● Stored records:
------------------------------------------------------------------------
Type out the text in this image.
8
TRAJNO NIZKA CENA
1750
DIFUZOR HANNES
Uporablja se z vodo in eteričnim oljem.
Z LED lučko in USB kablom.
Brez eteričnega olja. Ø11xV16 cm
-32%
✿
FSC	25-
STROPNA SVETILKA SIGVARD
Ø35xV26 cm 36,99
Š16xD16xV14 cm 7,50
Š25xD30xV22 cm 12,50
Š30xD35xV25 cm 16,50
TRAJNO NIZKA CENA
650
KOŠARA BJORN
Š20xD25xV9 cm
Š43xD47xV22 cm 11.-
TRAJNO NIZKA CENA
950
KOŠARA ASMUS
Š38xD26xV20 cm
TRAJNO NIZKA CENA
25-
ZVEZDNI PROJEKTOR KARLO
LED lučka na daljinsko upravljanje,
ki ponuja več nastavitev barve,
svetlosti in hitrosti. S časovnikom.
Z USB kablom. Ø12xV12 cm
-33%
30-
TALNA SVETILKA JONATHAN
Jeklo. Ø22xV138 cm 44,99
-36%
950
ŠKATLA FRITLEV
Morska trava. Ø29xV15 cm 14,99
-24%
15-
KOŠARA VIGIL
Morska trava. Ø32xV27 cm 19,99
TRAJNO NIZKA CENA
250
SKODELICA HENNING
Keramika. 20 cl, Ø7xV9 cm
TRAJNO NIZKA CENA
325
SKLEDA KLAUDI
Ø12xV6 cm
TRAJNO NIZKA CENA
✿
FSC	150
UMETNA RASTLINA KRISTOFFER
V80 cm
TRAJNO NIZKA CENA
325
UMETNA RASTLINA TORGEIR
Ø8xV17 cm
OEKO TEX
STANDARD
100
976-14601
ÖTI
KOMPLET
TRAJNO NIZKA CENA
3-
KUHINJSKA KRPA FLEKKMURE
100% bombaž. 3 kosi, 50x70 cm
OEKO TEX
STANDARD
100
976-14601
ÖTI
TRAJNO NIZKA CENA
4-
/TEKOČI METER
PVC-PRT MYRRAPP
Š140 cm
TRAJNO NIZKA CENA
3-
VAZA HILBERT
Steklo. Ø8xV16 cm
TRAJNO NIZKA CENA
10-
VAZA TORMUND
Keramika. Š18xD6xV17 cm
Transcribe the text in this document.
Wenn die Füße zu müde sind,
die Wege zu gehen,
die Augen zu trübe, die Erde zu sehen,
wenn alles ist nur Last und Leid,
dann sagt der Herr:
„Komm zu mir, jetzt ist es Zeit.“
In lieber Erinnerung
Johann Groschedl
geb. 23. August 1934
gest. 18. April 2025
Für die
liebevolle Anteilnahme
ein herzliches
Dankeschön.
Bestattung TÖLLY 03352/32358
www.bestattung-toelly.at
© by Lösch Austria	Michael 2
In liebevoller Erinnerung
------------------------------------------------------------------------
● GIVEN PROBLEM: Exact repetition is required for the lines from the one that contains "Transcribe the text in this document." through the final line; leave out everything else.

● THE REPLY:
Transcribe the text in this document.
Wenn die Füße zu müde sind,
die Wege zu gehen,
die Augen zu trübe, die Erde zu sehen,
wenn alles ist nur Last und Leid,
dann sagt der Herr:
„Komm zu mir, jetzt ist es Zeit.“
In lieber Erinnerung
Johann Groschedl
geb. 23. August 1934
gest. 18. April 2025
Für die
liebevolle Anteilnahme
ein herzliches
Dankeschön.
Bestattung TÖLLY 03352/32358
www.bestattung-toelly.at
© by Lösch Austria	Michael 2
In liebevoller Erinnerung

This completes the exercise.